>> START PASSAGE SHOWN

3

So my computer was recently rebuilt and all my settings were re-imaged to a new computer. This meant that most drivers were not re-installed. Right now I have a bunch of USER DSN that are invalid. I cannot remove or configure them. I get the following error when I try either: https://i.stack.imgur.com/IGJi0.jpg

Google tells me to go to regedit but nothing exists in the following folder HKEY_LOCAL_MACHINE\Software\ODBC\ODBC.INI\ODBC Data Sources.

I tried just re-installing the the Posgres ODBC driver but no go. Ran data sources administrator GUI as an administrator and windows still won't let me remove them.

Jeff G
  • 33
  • 1
  • 1
  • 3

1 Answers1

8

Not all data sources are in that key, especially if you have a 64 bit machine. 64-bit ODBC explains where you can find 32/64 bit data sources in the registry.

>> END PASSAGE SHOWN
>> START ROWS

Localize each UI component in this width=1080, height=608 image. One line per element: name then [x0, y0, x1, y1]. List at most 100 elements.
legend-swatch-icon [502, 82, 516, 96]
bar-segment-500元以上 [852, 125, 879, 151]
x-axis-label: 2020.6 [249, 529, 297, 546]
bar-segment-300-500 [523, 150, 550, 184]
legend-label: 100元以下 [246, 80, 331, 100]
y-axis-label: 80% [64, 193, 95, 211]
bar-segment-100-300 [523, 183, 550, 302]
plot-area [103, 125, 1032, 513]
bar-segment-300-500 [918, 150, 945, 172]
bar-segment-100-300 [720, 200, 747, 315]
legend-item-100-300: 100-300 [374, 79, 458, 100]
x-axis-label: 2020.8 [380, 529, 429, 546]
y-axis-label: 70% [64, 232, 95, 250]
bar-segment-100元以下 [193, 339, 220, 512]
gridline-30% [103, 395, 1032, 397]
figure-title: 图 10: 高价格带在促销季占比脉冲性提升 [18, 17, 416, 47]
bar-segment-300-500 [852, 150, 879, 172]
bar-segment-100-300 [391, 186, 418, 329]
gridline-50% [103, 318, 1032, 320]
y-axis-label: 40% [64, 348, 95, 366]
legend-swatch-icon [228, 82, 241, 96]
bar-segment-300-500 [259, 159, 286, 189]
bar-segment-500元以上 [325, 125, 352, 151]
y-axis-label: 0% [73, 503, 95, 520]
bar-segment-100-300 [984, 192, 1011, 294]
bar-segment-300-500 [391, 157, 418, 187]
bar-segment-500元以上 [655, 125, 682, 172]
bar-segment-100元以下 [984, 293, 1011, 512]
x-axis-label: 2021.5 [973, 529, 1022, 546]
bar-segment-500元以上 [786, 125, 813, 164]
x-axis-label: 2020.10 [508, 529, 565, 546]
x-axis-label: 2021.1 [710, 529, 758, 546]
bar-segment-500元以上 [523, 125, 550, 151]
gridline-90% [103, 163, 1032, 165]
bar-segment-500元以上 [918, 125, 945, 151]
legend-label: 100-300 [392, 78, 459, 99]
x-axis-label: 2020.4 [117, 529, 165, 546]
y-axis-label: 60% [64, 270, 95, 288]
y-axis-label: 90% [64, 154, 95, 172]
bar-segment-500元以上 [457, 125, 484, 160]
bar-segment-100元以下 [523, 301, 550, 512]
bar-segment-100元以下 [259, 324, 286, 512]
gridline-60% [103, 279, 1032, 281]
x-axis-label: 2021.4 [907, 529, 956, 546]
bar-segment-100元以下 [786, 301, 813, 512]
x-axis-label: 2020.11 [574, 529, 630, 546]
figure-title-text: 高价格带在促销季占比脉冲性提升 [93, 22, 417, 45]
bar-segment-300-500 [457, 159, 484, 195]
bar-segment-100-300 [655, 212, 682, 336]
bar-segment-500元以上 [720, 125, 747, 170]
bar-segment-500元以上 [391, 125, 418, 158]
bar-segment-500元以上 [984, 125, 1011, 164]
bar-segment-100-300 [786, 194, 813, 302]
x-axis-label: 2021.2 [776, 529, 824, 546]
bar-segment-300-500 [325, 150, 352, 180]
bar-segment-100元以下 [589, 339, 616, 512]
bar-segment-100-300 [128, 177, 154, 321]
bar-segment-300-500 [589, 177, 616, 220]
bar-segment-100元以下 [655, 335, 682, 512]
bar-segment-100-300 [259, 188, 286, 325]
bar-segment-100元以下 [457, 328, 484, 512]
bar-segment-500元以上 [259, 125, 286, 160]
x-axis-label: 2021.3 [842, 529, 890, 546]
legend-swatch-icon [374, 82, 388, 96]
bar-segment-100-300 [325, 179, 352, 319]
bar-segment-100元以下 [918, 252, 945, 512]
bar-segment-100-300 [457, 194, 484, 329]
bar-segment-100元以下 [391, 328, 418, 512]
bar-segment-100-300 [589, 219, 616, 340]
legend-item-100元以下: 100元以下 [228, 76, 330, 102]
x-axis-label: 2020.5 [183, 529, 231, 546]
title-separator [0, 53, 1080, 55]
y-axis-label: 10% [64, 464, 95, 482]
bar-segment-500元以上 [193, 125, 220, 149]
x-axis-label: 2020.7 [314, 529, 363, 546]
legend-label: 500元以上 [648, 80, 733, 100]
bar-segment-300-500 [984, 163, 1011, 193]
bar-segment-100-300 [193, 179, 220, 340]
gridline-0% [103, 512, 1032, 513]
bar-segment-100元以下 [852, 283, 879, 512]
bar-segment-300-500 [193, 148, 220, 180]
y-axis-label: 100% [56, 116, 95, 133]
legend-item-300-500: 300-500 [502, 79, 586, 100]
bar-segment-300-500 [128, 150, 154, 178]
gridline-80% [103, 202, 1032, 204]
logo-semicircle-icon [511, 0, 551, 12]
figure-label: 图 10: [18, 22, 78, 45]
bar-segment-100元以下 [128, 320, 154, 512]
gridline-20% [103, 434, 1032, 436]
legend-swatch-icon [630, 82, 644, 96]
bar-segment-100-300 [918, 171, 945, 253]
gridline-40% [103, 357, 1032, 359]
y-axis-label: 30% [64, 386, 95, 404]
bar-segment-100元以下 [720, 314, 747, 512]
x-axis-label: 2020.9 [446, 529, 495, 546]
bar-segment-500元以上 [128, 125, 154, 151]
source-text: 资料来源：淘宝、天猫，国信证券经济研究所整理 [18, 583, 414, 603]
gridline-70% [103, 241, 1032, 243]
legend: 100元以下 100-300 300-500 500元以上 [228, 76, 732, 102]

>> END ROWS

PROBLEM STATEMENT: Rewrite the part of the ODBC text that begins at the words "I tried just" and stops after "in the registry.", substituting "Windows registry" for "registry". The rows stand apart from the ODBC text.

SOLUTION TO THE EXERCISE:
I tried just re-installing the the Posgres ODBC driver but no go. Ran data sources administrator GUI as an administrator and windows still won't let me remove them.

Jeff G
  • 33
  • 1
  • 1
  • 3

1 Answers1

8

Not all data sources are in that key, especially if you have a 64 bit machine. 64-bit ODBC explains where you can find 32/64 bit data sources in the Windows registry.